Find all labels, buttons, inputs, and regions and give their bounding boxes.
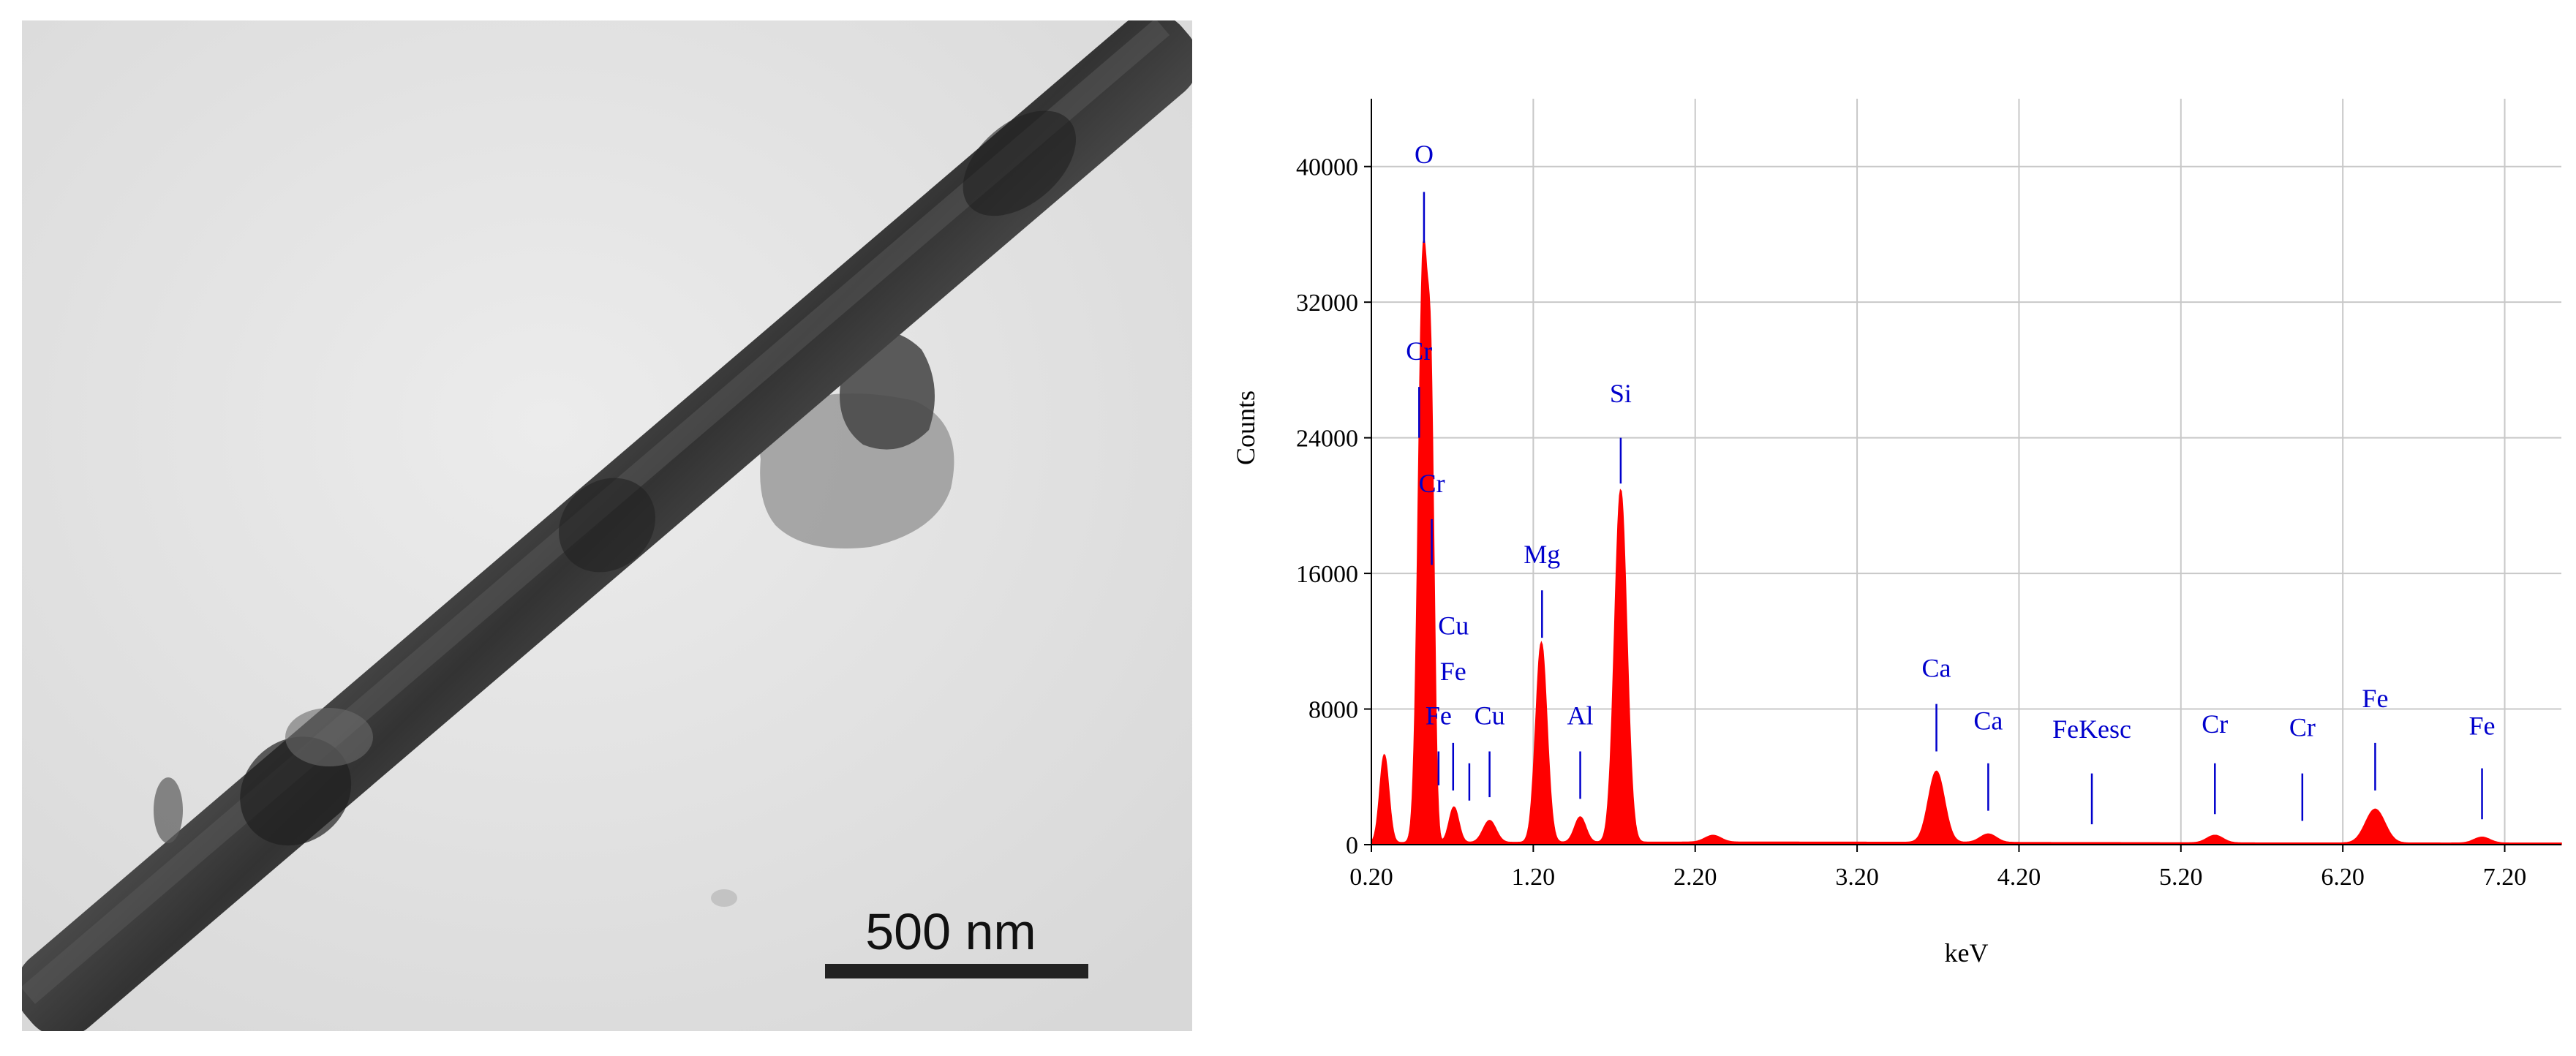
debris [154,777,183,843]
eds-spectrum-chart: 0.20 1.20 2.20 3.20 4.20 5.20 6.20 7.20 0 8000 160… [1200,0,2576,1056]
x-tick-label: 2.20 [1673,864,1717,891]
peak-label: Ca [1973,706,2003,735]
peak-label: Fe [2469,711,2496,740]
y-tick-label: 0 [1346,832,1358,859]
x-tick-label: 1.20 [1512,864,1556,891]
peak-label: O [1415,140,1434,169]
peak-label: Ca [1922,654,1951,683]
x-tick-label: 4.20 [1997,864,2041,891]
axes [1371,99,2561,845]
tick-labels: 0.20 1.20 2.20 3.20 4.20 5.20 6.20 7.20 0 8000 160… [1296,154,2526,891]
x-tick-label: 6.20 [2321,864,2365,891]
peak-label: Cr [2202,709,2228,739]
x-tick-label: 5.20 [2159,864,2203,891]
y-tick-label: 32000 [1296,290,1358,317]
peak-label: Si [1610,379,1632,408]
fiber-dark-spot [963,110,1077,216]
y-tick-label: 24000 [1296,426,1358,453]
fiber-dark-spot [559,478,655,573]
peak-label: Al [1567,701,1594,730]
peak-label: Cr [2289,713,2316,742]
peak-label: FeKesc [2052,714,2131,744]
x-tick-label: 7.20 [2483,864,2527,891]
peak-label: Mg [1524,540,1560,569]
x-tick-label: 0.20 [1349,864,1393,891]
peak-label: Fe [1426,701,1452,730]
peak-annotations: O Cr Cr Mg Si Cu Fe Fe Cu Al Ca Ca FeKesc Cr Cr Fe Fe [1406,140,2496,825]
y-axis-label: Counts [1231,391,1260,465]
scale-bar-label: 500 nm [865,903,1036,960]
y-tick-label: 16000 [1296,561,1358,588]
grid [1371,99,2561,845]
tem-micrograph: 500 nm [22,20,1192,1031]
tem-image: 500 nm [22,20,1192,1031]
peak-label: Cr [1419,469,1445,498]
x-axis-label: keV [1945,938,1989,968]
spectrum-fill [1371,238,2562,845]
eds-chart-svg: 0.20 1.20 2.20 3.20 4.20 5.20 6.20 7.20 0 8000 160… [1231,99,2562,968]
peak-label: Cr [1406,336,1432,366]
debris [711,889,737,907]
x-tick-label: 3.20 [1835,864,1879,891]
y-tick-label: 8000 [1308,697,1358,724]
peak-label: Cu [1438,611,1469,641]
peak-label: Fe [2362,684,2388,713]
spectrum [1371,238,2562,845]
debris [285,708,373,766]
y-tick-label: 40000 [1296,154,1358,181]
peak-label: Cu [1475,701,1505,730]
scale-bar [825,964,1088,978]
peak-label: Fe [1440,657,1466,686]
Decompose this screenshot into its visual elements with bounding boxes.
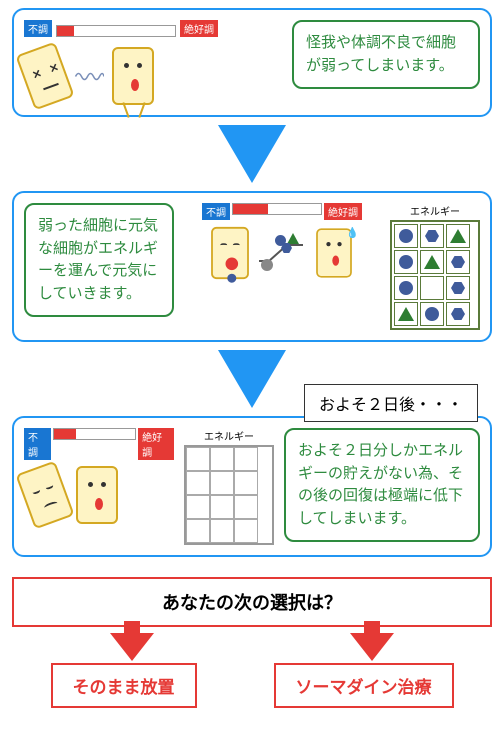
wheelbarrow-icon bbox=[257, 233, 307, 273]
panel-2-text: 弱った細胞に元気な細胞がエネルギーを運んで元気にしていきます。 bbox=[24, 203, 174, 317]
spring-icon bbox=[74, 69, 104, 84]
panel-1: 不調 絶好調 × × bbox=[12, 8, 492, 117]
health-gauge-3 bbox=[53, 428, 137, 440]
energy-grid-full bbox=[390, 220, 480, 330]
health-gauge-2 bbox=[232, 203, 322, 215]
panel-2: 弱った細胞に元気な細胞がエネルギーを運んで元気にしていきます。 不調 絶好調 bbox=[12, 191, 492, 342]
energy-label-2: エネルギー bbox=[390, 203, 480, 218]
healthy-cell-icon bbox=[112, 47, 154, 105]
choice-right[interactable]: ソーマダイン治療 bbox=[274, 663, 454, 708]
flow-arrow-2 bbox=[218, 350, 286, 408]
time-note-box: およそ２日後・・・ bbox=[304, 384, 478, 422]
worried-cell-icon bbox=[76, 466, 118, 524]
recovering-cell-icon bbox=[211, 227, 249, 279]
weak-cell-icon: × × bbox=[15, 42, 74, 111]
choice-arrow-right bbox=[350, 633, 394, 661]
energy-label-3: エネルギー bbox=[184, 428, 274, 443]
health-gauge-1 bbox=[56, 25, 176, 37]
panel-3: およそ２日後・・・ 不調 絶好調 bbox=[12, 416, 492, 557]
gauge-high-label-2: 絶好調 bbox=[324, 203, 362, 220]
gauge-low-label-3: 不調 bbox=[24, 428, 51, 460]
sad-cell-icon bbox=[15, 461, 74, 530]
gauge-high-label: 絶好調 bbox=[180, 20, 218, 37]
gauge-low-label: 不調 bbox=[24, 20, 52, 37]
helper-cell-icon: 💧 bbox=[316, 228, 352, 277]
energy-grid-empty bbox=[184, 445, 274, 545]
choice-question: あなたの次の選択は？ bbox=[12, 577, 492, 627]
choice-arrow-left bbox=[110, 633, 154, 661]
flow-arrow-1 bbox=[218, 125, 286, 183]
gauge-low-label-2: 不調 bbox=[202, 203, 230, 220]
panel-1-text: 怪我や体調不良で細胞が弱ってしまいます。 bbox=[292, 20, 480, 89]
gauge-high-label-3: 絶好調 bbox=[138, 428, 174, 460]
panel-3-text: およそ２日分しかエネルギーの貯えがない為、その後の回復は極端に低下してしまいます… bbox=[284, 428, 480, 542]
choice-left[interactable]: そのまま放置 bbox=[51, 663, 197, 708]
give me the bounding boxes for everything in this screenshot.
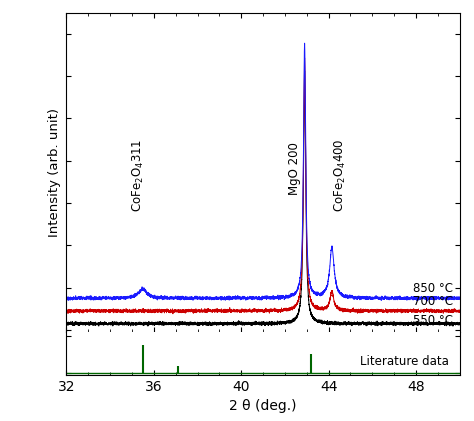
Text: Literature data: Literature data (360, 355, 449, 368)
Text: MgO 200: MgO 200 (288, 142, 301, 195)
Text: CoFe$_2$O$_4$311: CoFe$_2$O$_4$311 (131, 138, 146, 211)
Text: CoFe$_2$O$_4$400: CoFe$_2$O$_4$400 (333, 138, 348, 211)
Text: 700 °C: 700 °C (413, 295, 453, 308)
Text: 550 °C: 550 °C (413, 314, 453, 328)
X-axis label: 2 θ (deg.): 2 θ (deg.) (229, 399, 297, 413)
Y-axis label: Intensity (arb. unit): Intensity (arb. unit) (48, 108, 61, 237)
Text: 850 °C: 850 °C (413, 282, 453, 295)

_ _ _ _ _

- SHORT TASK:
Please write out all of the records again with "peak-label" substituted by "element-label" everywhere it occurs, keeping everything else unchanged and leaving out the pictures.

- CORRECT ANSWER:
Find all labels, buttons, inputs, and regions and give their bounding boxes.
debris [154,777,183,843]
eds-spectrum-chart: 0.20 1.20 2.20 3.20 4.20 5.20 6.20 7.20 0 8000 160… [1200,0,2576,1056]
x-tick-label: 2.20 [1673,864,1717,891]
element-label: Ca [1973,706,2003,735]
element-label: Fe [2469,711,2496,740]
y-tick-label: 0 [1346,832,1358,859]
x-tick-label: 1.20 [1512,864,1556,891]
element-label: O [1415,140,1434,169]
element-label: Ca [1922,654,1951,683]
x-tick-label: 4.20 [1997,864,2041,891]
axes [1371,99,2561,845]
tick-labels: 0.20 1.20 2.20 3.20 4.20 5.20 6.20 7.20 0 8000 160… [1296,154,2526,891]
x-tick-label: 6.20 [2321,864,2365,891]
element-label: Cr [2202,709,2228,739]
x-tick-label: 5.20 [2159,864,2203,891]
y-tick-label: 32000 [1296,290,1358,317]
element-label: Si [1610,379,1632,408]
fiber-dark-spot [963,110,1077,216]
y-tick-label: 24000 [1296,426,1358,453]
fiber-dark-spot [559,478,655,573]
element-label: Al [1567,701,1594,730]
element-label: Cr [2289,713,2316,742]
element-label: FeKesc [2052,714,2131,744]
x-tick-label: 7.20 [2483,864,2527,891]
element-label: Mg [1524,540,1560,569]
x-tick-label: 0.20 [1349,864,1393,891]
element-label: Fe [1426,701,1452,730]
peak-annotations: O Cr Cr Mg Si Cu Fe Fe Cu Al Ca Ca FeKesc Cr Cr Fe Fe [1406,140,2496,825]
y-axis-label: Counts [1231,391,1260,465]
scale-bar-label: 500 nm [865,903,1036,960]
y-tick-label: 16000 [1296,561,1358,588]
grid [1371,99,2561,845]
tem-micrograph: 500 nm [22,20,1192,1031]
tem-image: 500 nm [22,20,1192,1031]
element-label: Cr [1419,469,1445,498]
x-axis-label: keV [1945,938,1989,968]
spectrum-fill [1371,238,2562,845]
eds-chart-svg: 0.20 1.20 2.20 3.20 4.20 5.20 6.20 7.20 0 8000 160… [1231,99,2562,968]
element-label: Cr [1406,336,1432,366]
debris [711,889,737,907]
x-tick-label: 3.20 [1835,864,1879,891]
y-tick-label: 8000 [1308,697,1358,724]
element-label: Cu [1438,611,1469,641]
element-label: Fe [2362,684,2388,713]
spectrum [1371,238,2562,845]
debris [285,708,373,766]
y-tick-label: 40000 [1296,154,1358,181]
element-label: Cu [1475,701,1505,730]
scale-bar [825,964,1088,978]
element-label: Fe [1440,657,1466,686]
Decompose this screenshot into its visual elements with bounding boxes.
wheelbarrow-icon bbox=[257, 233, 307, 273]
panel-2-text: 弱った細胞に元気な細胞がエネルギーを運んで元気にしていきます。 bbox=[24, 203, 174, 317]
spring-icon bbox=[74, 69, 104, 84]
panel-1: 不調 絶好調 × × bbox=[12, 8, 492, 117]
health-gauge-3 bbox=[53, 428, 137, 440]
energy-grid-full bbox=[390, 220, 480, 330]
health-gauge-2 bbox=[232, 203, 322, 215]
panel-2: 弱った細胞に元気な細胞がエネルギーを運んで元気にしていきます。 不調 絶好調 bbox=[12, 191, 492, 342]
energy-label-2: エネルギー bbox=[390, 203, 480, 218]
healthy-cell-icon bbox=[112, 47, 154, 105]
choice-right[interactable]: ソーマダイン治療 bbox=[274, 663, 454, 708]
flow-arrow-2 bbox=[218, 350, 286, 408]
time-note-box: およそ２日後・・・ bbox=[304, 384, 478, 422]
worried-cell-icon bbox=[76, 466, 118, 524]
recovering-cell-icon bbox=[211, 227, 249, 279]
weak-cell-icon: × × bbox=[15, 42, 74, 111]
choice-arrow-right bbox=[350, 633, 394, 661]
energy-label-3: エネルギー bbox=[184, 428, 274, 443]
health-gauge-1 bbox=[56, 25, 176, 37]
panel-3: およそ２日後・・・ 不調 絶好調 bbox=[12, 416, 492, 557]
gauge-high-label-2: 絶好調 bbox=[324, 203, 362, 220]
gauge-low-label-3: 不調 bbox=[24, 428, 51, 460]
sad-cell-icon bbox=[15, 461, 74, 530]
gauge-high-label: 絶好調 bbox=[180, 20, 218, 37]
gauge-low-label: 不調 bbox=[24, 20, 52, 37]
helper-cell-icon: 💧 bbox=[316, 228, 352, 277]
energy-grid-empty bbox=[184, 445, 274, 545]
choice-question: あなたの次の選択は？ bbox=[12, 577, 492, 627]
choice-arrow-left bbox=[110, 633, 154, 661]
flow-arrow-1 bbox=[218, 125, 286, 183]
gauge-low-label-2: 不調 bbox=[202, 203, 230, 220]
panel-1-text: 怪我や体調不良で細胞が弱ってしまいます。 bbox=[292, 20, 480, 89]
gauge-high-label-3: 絶好調 bbox=[138, 428, 174, 460]
panel-3-text: およそ２日分しかエネルギーの貯えがない為、その後の回復は極端に低下してしまいます… bbox=[284, 428, 480, 542]
choice-left[interactable]: そのまま放置 bbox=[51, 663, 197, 708]
give me the bounding boxes for everything in this screenshot.
Text: Literature data: Literature data (360, 355, 449, 368)
Text: MgO 200: MgO 200 (288, 142, 301, 195)
Text: CoFe$_2$O$_4$311: CoFe$_2$O$_4$311 (131, 138, 146, 211)
Text: CoFe$_2$O$_4$400: CoFe$_2$O$_4$400 (333, 138, 348, 211)
Text: 700 °C: 700 °C (413, 295, 453, 308)
Text: 550 °C: 550 °C (413, 314, 453, 328)
X-axis label: 2 θ (deg.): 2 θ (deg.) (229, 399, 297, 413)
Y-axis label: Intensity (arb. unit): Intensity (arb. unit) (48, 108, 61, 237)
Text: 850 °C: 850 °C (413, 282, 453, 295)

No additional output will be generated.